- Date: 15–21 May
- Edition: 10th
- Surface: Clay
- Location: Bordeaux, France

Champions

Singles
- Steve Darcis

Doubles
- Purav Raja / Divij Sharan
| BNP Paribas Primrose Bordeaux |

= 2017 BNP Paribas Primrose Bordeaux =

The 2017 BNP Paribas Primrose Bordeaux was a professional tennis tournament played on clay courts. It was the tenth edition of the tournament which was part of the 2017 ATP Challenger Tour. It took place in Bordeaux, France between 15 and 21 May 2017.

==Singles main-draw entrants==

===Seeds===

| Country | Player | Rank^{1} | Seed |
|---|---|---|---|
| BEL | Steve Darcis | 43 | 1 |
| TUN | Malek Jaziri | 69 | 2 |
| FRA | Jérémy Chardy | 70 | 3 |
| BRA | Rogério Dutra Silva | 71 | 4 |
| SRB | Dušan Lajović | 77 | 5 |
| USA | Frances Tiafoe | 79 | 6 |
| ARG | Facundo Bagnis | 97 | 7 |
| POR | Gastão Elias | 99 | 8 |

- ^{1} Rankings are as of May 8, 2017.

========

** Problem details **
Continue the article on the 2017 BNP Paribas Primrose Bordeaux tennis tournament, starting right after its note on rankings.

** Stored items **
========

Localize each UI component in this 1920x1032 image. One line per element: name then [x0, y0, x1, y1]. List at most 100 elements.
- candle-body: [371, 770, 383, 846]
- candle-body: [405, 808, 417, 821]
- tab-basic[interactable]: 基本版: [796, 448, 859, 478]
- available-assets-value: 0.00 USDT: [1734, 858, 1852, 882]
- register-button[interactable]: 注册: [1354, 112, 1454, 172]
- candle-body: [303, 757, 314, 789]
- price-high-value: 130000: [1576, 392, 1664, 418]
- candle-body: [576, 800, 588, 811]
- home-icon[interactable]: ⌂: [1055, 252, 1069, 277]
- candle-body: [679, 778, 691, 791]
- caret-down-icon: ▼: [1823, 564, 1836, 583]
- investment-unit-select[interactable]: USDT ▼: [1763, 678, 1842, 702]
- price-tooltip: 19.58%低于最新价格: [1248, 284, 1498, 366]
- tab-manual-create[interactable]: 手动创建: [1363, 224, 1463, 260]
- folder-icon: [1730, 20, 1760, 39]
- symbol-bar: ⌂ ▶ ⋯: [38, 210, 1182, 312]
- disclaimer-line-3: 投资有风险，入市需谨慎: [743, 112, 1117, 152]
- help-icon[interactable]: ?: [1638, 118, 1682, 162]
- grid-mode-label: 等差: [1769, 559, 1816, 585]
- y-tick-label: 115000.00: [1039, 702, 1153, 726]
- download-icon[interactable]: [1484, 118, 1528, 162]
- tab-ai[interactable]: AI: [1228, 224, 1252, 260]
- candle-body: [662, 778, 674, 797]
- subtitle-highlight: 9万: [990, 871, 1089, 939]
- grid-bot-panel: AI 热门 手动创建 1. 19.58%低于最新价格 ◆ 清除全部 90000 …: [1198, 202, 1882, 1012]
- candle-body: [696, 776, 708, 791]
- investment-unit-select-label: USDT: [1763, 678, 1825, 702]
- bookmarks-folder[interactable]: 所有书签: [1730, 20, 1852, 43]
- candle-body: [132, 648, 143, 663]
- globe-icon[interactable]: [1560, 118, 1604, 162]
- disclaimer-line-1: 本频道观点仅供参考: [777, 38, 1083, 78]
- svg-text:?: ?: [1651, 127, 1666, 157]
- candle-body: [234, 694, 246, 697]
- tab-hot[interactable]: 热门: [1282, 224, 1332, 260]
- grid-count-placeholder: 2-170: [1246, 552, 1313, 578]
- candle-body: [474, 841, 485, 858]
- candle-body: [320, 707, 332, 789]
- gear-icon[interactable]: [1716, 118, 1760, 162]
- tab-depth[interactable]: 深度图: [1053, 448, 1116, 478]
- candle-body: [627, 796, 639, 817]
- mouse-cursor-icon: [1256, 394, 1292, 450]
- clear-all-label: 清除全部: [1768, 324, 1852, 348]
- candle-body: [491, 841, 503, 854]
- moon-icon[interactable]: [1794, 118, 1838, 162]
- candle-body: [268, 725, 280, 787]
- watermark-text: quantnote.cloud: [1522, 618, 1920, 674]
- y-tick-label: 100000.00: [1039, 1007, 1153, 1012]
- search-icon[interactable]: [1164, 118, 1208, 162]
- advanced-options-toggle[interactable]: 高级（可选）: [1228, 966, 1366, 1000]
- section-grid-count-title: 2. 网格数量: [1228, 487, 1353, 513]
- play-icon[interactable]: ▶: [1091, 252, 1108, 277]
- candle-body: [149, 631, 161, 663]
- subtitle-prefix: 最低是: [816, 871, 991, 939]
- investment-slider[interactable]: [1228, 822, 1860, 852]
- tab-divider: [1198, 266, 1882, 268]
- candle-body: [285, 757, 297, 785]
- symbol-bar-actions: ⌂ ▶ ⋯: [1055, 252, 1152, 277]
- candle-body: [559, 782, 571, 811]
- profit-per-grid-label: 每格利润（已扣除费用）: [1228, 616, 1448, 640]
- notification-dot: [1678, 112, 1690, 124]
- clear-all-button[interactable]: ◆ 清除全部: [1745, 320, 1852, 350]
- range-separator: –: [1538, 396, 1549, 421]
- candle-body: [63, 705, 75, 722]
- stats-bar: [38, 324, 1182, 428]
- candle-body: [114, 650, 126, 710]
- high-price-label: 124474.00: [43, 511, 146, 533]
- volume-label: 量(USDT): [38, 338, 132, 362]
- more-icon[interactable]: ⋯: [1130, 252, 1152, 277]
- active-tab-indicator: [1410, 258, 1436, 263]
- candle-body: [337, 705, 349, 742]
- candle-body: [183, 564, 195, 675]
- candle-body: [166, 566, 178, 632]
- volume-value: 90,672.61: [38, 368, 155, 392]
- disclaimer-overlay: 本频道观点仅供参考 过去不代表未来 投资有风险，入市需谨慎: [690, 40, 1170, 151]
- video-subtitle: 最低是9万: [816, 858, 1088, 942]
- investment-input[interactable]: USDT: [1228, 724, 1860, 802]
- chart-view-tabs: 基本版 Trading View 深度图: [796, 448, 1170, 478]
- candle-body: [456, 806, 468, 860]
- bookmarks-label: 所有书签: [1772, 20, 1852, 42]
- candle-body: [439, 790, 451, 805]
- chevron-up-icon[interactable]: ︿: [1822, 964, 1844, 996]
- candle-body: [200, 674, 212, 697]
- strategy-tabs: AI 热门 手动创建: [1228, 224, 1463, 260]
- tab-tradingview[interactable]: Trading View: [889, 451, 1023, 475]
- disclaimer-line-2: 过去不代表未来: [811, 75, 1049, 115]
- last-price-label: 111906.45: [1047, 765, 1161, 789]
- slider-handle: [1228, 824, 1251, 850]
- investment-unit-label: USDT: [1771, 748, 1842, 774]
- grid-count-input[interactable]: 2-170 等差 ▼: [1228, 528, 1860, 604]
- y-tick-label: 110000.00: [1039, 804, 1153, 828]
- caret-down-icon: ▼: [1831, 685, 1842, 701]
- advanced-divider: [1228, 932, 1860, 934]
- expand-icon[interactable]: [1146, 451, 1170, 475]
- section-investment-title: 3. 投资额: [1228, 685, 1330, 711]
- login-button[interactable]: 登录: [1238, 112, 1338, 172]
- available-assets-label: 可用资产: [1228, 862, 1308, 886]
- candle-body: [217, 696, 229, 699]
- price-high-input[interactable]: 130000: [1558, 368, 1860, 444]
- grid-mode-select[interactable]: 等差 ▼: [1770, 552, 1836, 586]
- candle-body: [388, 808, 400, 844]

========

** Answer below **
===Other entrants===
The following players received wildcards into the singles main draw:
- FRA Geoffrey Blancaneaux
- FRA Laurent Lokoli
- FRA Corentin Moutet
- FRA Gleb Sakharov

The following player received entry into the singles main draw as a special exempt:
- POR Pedro Sousa

The following players received entry from the qualifying draw:
- FRA Benjamin Bonzi
- FRA Maxime Janvier
- USA Mackenzie McDonald
- USA Tommy Paul

==Champions==

===Singles===

- BEL Steve Darcis def. BRA Rogério Dutra Silva 7–6^{(7–2)}, 4–6, 7–5.

===Doubles===

- IND Purav Raja / IND Divij Sharan def. MEX Santiago González / NZL Artem Sitak 6–4, 6–4.